%%

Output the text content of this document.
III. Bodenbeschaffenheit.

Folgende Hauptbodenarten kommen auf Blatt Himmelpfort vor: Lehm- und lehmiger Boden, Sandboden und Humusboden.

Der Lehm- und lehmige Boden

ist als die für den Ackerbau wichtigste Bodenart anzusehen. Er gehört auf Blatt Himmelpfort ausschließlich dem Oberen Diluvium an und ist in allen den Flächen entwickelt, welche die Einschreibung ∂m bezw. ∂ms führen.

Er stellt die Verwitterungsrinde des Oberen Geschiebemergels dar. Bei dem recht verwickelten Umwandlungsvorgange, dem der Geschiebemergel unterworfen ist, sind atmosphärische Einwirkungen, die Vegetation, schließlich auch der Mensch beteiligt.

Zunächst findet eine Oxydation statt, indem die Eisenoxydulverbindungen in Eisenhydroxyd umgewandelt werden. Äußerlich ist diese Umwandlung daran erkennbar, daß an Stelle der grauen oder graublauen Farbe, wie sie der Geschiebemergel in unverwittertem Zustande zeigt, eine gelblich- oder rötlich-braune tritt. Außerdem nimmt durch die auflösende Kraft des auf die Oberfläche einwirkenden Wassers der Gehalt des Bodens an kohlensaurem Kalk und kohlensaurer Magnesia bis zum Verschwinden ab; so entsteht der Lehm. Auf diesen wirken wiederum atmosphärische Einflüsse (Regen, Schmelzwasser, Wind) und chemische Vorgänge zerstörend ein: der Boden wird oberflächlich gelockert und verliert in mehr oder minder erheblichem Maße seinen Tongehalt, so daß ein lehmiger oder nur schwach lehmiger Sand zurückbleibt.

%%

PROBLEM DETAILS:
Send back every record, precisely as written.

WORKED ANSWER:
Output the text content of this document.
III. Bodenbeschaffenheit.

Folgende Hauptbodenarten kommen auf Blatt Himmelpfort vor: Lehm- und lehmiger Boden, Sandboden und Humusboden.

Der Lehm- und lehmige Boden

ist als die für den Ackerbau wichtigste Bodenart anzusehen. Er gehört auf Blatt Himmelpfort ausschließlich dem Oberen Diluvium an und ist in allen den Flächen entwickelt, welche die Einschreibung ∂m bezw. ∂ms führen.

Er stellt die Verwitterungsrinde des Oberen Geschiebemergels dar. Bei dem recht verwickelten Umwandlungsvorgange, dem der Geschiebemergel unterworfen ist, sind atmosphärische Einwirkungen, die Vegetation, schließlich auch der Mensch beteiligt.

Zunächst findet eine Oxydation statt, indem die Eisenoxydulverbindungen in Eisenhydroxyd umgewandelt werden. Äußerlich ist diese Umwandlung daran erkennbar, daß an Stelle der grauen oder graublauen Farbe, wie sie der Geschiebemergel in unverwittertem Zustande zeigt, eine gelblich- oder rötlich-braune tritt. Außerdem nimmt durch die auflösende Kraft des auf die Oberfläche einwirkenden Wassers der Gehalt des Bodens an kohlensaurem Kalk und kohlensaurer Magnesia bis zum Verschwinden ab; so entsteht der Lehm. Auf diesen wirken wiederum atmosphärische Einflüsse (Regen, Schmelzwasser, Wind) und chemische Vorgänge zerstörend ein: der Boden wird oberflächlich gelockert und verliert in mehr oder minder erheblichem Maße seinen Tongehalt, so daß ein lehmiger oder nur schwach lehmiger Sand zurückbleibt.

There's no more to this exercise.